Data excerpts:

"""

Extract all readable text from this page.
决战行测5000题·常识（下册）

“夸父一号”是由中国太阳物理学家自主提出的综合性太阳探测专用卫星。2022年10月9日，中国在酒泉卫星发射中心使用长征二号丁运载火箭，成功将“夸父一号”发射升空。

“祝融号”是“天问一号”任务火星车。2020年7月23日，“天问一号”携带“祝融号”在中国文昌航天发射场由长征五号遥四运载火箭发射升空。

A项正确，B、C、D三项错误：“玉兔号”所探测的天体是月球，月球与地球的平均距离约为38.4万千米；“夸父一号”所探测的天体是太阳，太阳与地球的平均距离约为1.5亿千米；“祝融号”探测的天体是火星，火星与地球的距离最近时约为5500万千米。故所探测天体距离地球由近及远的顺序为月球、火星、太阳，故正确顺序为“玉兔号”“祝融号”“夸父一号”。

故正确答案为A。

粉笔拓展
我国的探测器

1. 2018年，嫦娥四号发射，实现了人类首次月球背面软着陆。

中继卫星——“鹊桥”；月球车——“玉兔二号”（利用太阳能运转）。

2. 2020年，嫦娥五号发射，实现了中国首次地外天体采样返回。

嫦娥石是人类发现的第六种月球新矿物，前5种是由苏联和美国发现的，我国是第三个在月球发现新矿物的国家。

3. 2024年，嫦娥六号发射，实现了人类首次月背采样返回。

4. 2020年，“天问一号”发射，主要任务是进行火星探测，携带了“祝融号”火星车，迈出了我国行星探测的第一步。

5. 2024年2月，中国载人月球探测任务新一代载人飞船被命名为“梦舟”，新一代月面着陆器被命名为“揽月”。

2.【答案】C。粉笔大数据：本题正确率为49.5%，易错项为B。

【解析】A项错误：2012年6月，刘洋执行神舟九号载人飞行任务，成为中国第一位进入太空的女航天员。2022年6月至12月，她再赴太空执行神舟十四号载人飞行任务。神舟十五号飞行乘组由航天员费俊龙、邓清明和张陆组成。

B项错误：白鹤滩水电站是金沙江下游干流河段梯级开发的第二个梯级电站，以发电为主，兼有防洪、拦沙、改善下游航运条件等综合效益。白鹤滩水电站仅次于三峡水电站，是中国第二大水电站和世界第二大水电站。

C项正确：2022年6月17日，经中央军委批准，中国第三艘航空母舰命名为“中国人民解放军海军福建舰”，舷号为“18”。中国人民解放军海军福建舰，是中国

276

"""

▸ **What needs to be done**
Above are the records; retype every one exactly.

▸ **Final answer**
Extract all readable text from this page.
决战行测5000题·常识（下册）

“夸父一号”是由中国太阳物理学家自主提出的综合性太阳探测专用卫星。2022年10月9日，中国在酒泉卫星发射中心使用长征二号丁运载火箭，成功将“夸父一号”发射升空。

“祝融号”是“天问一号”任务火星车。2020年7月23日，“天问一号”携带“祝融号”在中国文昌航天发射场由长征五号遥四运载火箭发射升空。

A项正确，B、C、D三项错误：“玉兔号”所探测的天体是月球，月球与地球的平均距离约为38.4万千米；“夸父一号”所探测的天体是太阳，太阳与地球的平均距离约为1.5亿千米；“祝融号”探测的天体是火星，火星与地球的距离最近时约为5500万千米。故所探测天体距离地球由近及远的顺序为月球、火星、太阳，故正确顺序为“玉兔号”“祝融号”“夸父一号”。

故正确答案为A。

粉笔拓展
我国的探测器

1. 2018年，嫦娥四号发射，实现了人类首次月球背面软着陆。

中继卫星——“鹊桥”；月球车——“玉兔二号”（利用太阳能运转）。

2. 2020年，嫦娥五号发射，实现了中国首次地外天体采样返回。

嫦娥石是人类发现的第六种月球新矿物，前5种是由苏联和美国发现的，我国是第三个在月球发现新矿物的国家。

3. 2024年，嫦娥六号发射，实现了人类首次月背采样返回。

4. 2020年，“天问一号”发射，主要任务是进行火星探测，携带了“祝融号”火星车，迈出了我国行星探测的第一步。

5. 2024年2月，中国载人月球探测任务新一代载人飞船被命名为“梦舟”，新一代月面着陆器被命名为“揽月”。

2.【答案】C。粉笔大数据：本题正确率为49.5%，易错项为B。

【解析】A项错误：2012年6月，刘洋执行神舟九号载人飞行任务，成为中国第一位进入太空的女航天员。2022年6月至12月，她再赴太空执行神舟十四号载人飞行任务。神舟十五号飞行乘组由航天员费俊龙、邓清明和张陆组成。

B项错误：白鹤滩水电站是金沙江下游干流河段梯级开发的第二个梯级电站，以发电为主，兼有防洪、拦沙、改善下游航运条件等综合效益。白鹤滩水电站仅次于三峡水电站，是中国第二大水电站和世界第二大水电站。

C项正确：2022年6月17日，经中央军委批准，中国第三艘航空母舰命名为“中国人民解放军海军福建舰”，舷号为“18”。中国人民解放军海军福建舰，是中国

276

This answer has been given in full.